# [Information shown]
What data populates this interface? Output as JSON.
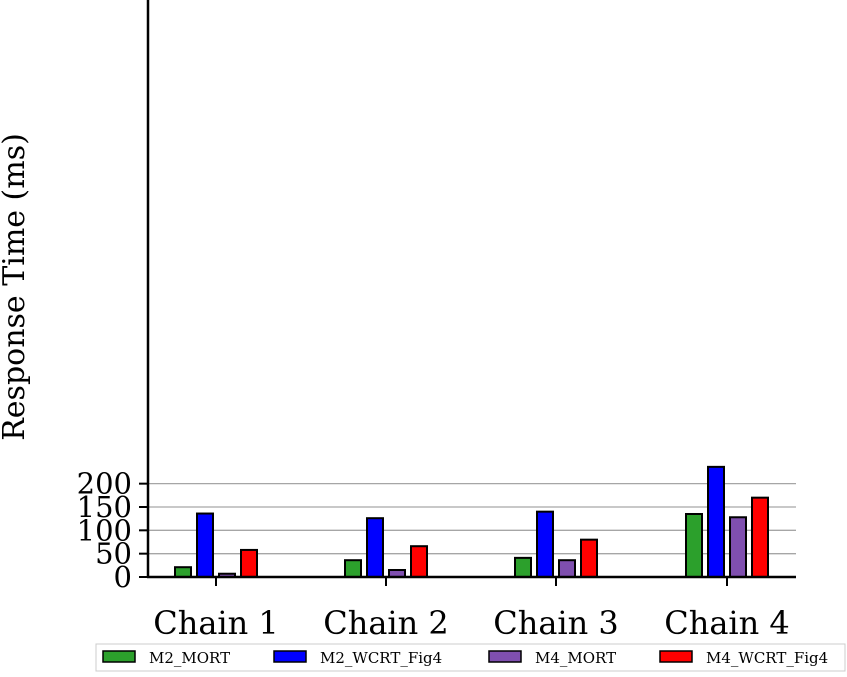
{
  "chart_data": {
    "type": "bar",
    "title": "",
    "xlabel": "",
    "ylabel": "Response Time (ms)",
    "categories": [
      "Chain 1",
      "Chain 2",
      "Chain 3",
      "Chain 4"
    ],
    "series": [
      {
        "name": "M2_MORT",
        "color": "#2ca02c",
        "values": [
          21,
          36,
          41,
          135
        ]
      },
      {
        "name": "M2_WCRT_Fig4",
        "color": "#0000ff",
        "values": [
          136,
          126,
          140,
          236
        ]
      },
      {
        "name": "M4_MORT",
        "color": "#7f4faf",
        "values": [
          7,
          15,
          36,
          128
        ]
      },
      {
        "name": "M4_WCRT_Fig4",
        "color": "#ff0000",
        "values": [
          58,
          66,
          80,
          170
        ]
      }
    ],
    "ylim": [
      0,
      250
    ],
    "yticks": [
      0,
      50,
      100,
      150,
      200
    ],
    "grid": "y-major",
    "legend_position": "bottom-center"
  }
}
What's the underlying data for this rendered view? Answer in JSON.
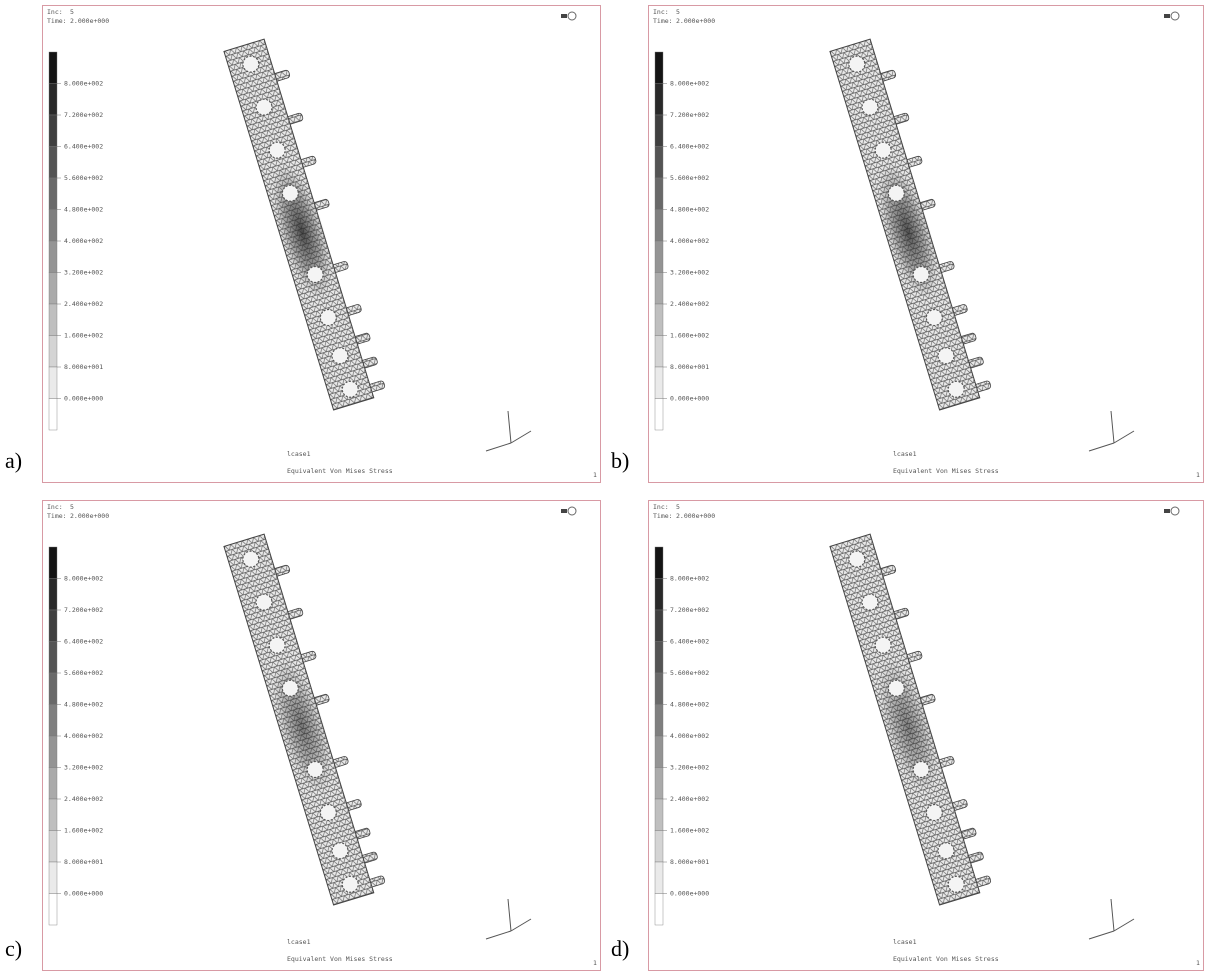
{
  "figure": {
    "panels": [
      {
        "label": "a)",
        "inc_label": "Inc:",
        "inc": 5,
        "time_label": "Time:",
        "time": "2.000e+000",
        "legend": [
          "8.000e+002",
          "7.200e+002",
          "6.400e+002",
          "5.600e+002",
          "4.800e+002",
          "4.000e+002",
          "3.200e+002",
          "2.400e+002",
          "1.600e+002",
          "8.000e+001",
          "0.000e+000"
        ],
        "load_case": "lcase1",
        "result": "Equivalent Von Mises Stress",
        "page": 1
      },
      {
        "label": "b)",
        "inc_label": "Inc:",
        "inc": 5,
        "time_label": "Time:",
        "time": "2.000e+000",
        "legend": [
          "8.000e+002",
          "7.200e+002",
          "6.400e+002",
          "5.600e+002",
          "4.800e+002",
          "4.000e+002",
          "3.200e+002",
          "2.400e+002",
          "1.600e+002",
          "8.000e+001",
          "0.000e+000"
        ],
        "load_case": "lcase1",
        "result": "Equivalent Von Mises Stress",
        "page": 1
      },
      {
        "label": "c)",
        "inc_label": "Inc:",
        "inc": 5,
        "time_label": "Time:",
        "time": "2.000e+000",
        "legend": [
          "8.000e+002",
          "7.200e+002",
          "6.400e+002",
          "5.600e+002",
          "4.800e+002",
          "4.000e+002",
          "3.200e+002",
          "2.400e+002",
          "1.600e+002",
          "8.000e+001",
          "0.000e+000"
        ],
        "load_case": "lcase1",
        "result": "Equivalent Von Mises Stress",
        "page": 1
      },
      {
        "label": "d)",
        "inc_label": "Inc:",
        "inc": 5,
        "time_label": "Time:",
        "time": "2.000e+000",
        "legend": [
          "8.000e+002",
          "7.200e+002",
          "6.400e+002",
          "5.600e+002",
          "4.800e+002",
          "4.000e+002",
          "3.200e+002",
          "2.400e+002",
          "1.600e+002",
          "8.000e+001",
          "0.000e+000"
        ],
        "load_case": "lcase1",
        "result": "Equivalent Von Mises Stress",
        "page": 1
      }
    ]
  }
}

# [What you have to do]
Return all of the data exactly as written, and drop the pictures.

# [Solved problem]
What data populates this interface? Output as JSON.
{
  "chart_data": {
    "type": "bar",
    "title": "",
    "xlabel": "",
    "ylabel": "Response Time (ms)",
    "categories": [
      "Chain 1",
      "Chain 2",
      "Chain 3",
      "Chain 4"
    ],
    "series": [
      {
        "name": "M2_MORT",
        "color": "#2ca02c",
        "values": [
          21,
          36,
          41,
          135
        ]
      },
      {
        "name": "M2_WCRT_Fig4",
        "color": "#0000ff",
        "values": [
          136,
          126,
          140,
          236
        ]
      },
      {
        "name": "M4_MORT",
        "color": "#7f4faf",
        "values": [
          7,
          15,
          36,
          128
        ]
      },
      {
        "name": "M4_WCRT_Fig4",
        "color": "#ff0000",
        "values": [
          58,
          66,
          80,
          170
        ]
      }
    ],
    "ylim": [
      0,
      250
    ],
    "yticks": [
      0,
      50,
      100,
      150,
      200
    ],
    "grid": "y-major",
    "legend_position": "bottom-center"
  }
}
What's the underlying data for this rendered view? Answer in JSON.
{
  "figure": {
    "panels": [
      {
        "label": "a)",
        "inc_label": "Inc:",
        "inc": 5,
        "time_label": "Time:",
        "time": "2.000e+000",
        "legend": [
          "8.000e+002",
          "7.200e+002",
          "6.400e+002",
          "5.600e+002",
          "4.800e+002",
          "4.000e+002",
          "3.200e+002",
          "2.400e+002",
          "1.600e+002",
          "8.000e+001",
          "0.000e+000"
        ],
        "load_case": "lcase1",
        "result": "Equivalent Von Mises Stress",
        "page": 1
      },
      {
        "label": "b)",
        "inc_label": "Inc:",
        "inc": 5,
        "time_label": "Time:",
        "time": "2.000e+000",
        "legend": [
          "8.000e+002",
          "7.200e+002",
          "6.400e+002",
          "5.600e+002",
          "4.800e+002",
          "4.000e+002",
          "3.200e+002",
          "2.400e+002",
          "1.600e+002",
          "8.000e+001",
          "0.000e+000"
        ],
        "load_case": "lcase1",
        "result": "Equivalent Von Mises Stress",
        "page": 1
      },
      {
        "label": "c)",
        "inc_label": "Inc:",
        "inc": 5,
        "time_label": "Time:",
        "time": "2.000e+000",
        "legend": [
          "8.000e+002",
          "7.200e+002",
          "6.400e+002",
          "5.600e+002",
          "4.800e+002",
          "4.000e+002",
          "3.200e+002",
          "2.400e+002",
          "1.600e+002",
          "8.000e+001",
          "0.000e+000"
        ],
        "load_case": "lcase1",
        "result": "Equivalent Von Mises Stress",
        "page": 1
      },
      {
        "label": "d)",
        "inc_label": "Inc:",
        "inc": 5,
        "time_label": "Time:",
        "time": "2.000e+000",
        "legend": [
          "8.000e+002",
          "7.200e+002",
          "6.400e+002",
          "5.600e+002",
          "4.800e+002",
          "4.000e+002",
          "3.200e+002",
          "2.400e+002",
          "1.600e+002",
          "8.000e+001",
          "0.000e+000"
        ],
        "load_case": "lcase1",
        "result": "Equivalent Von Mises Stress",
        "page": 1
      }
    ]
  }
}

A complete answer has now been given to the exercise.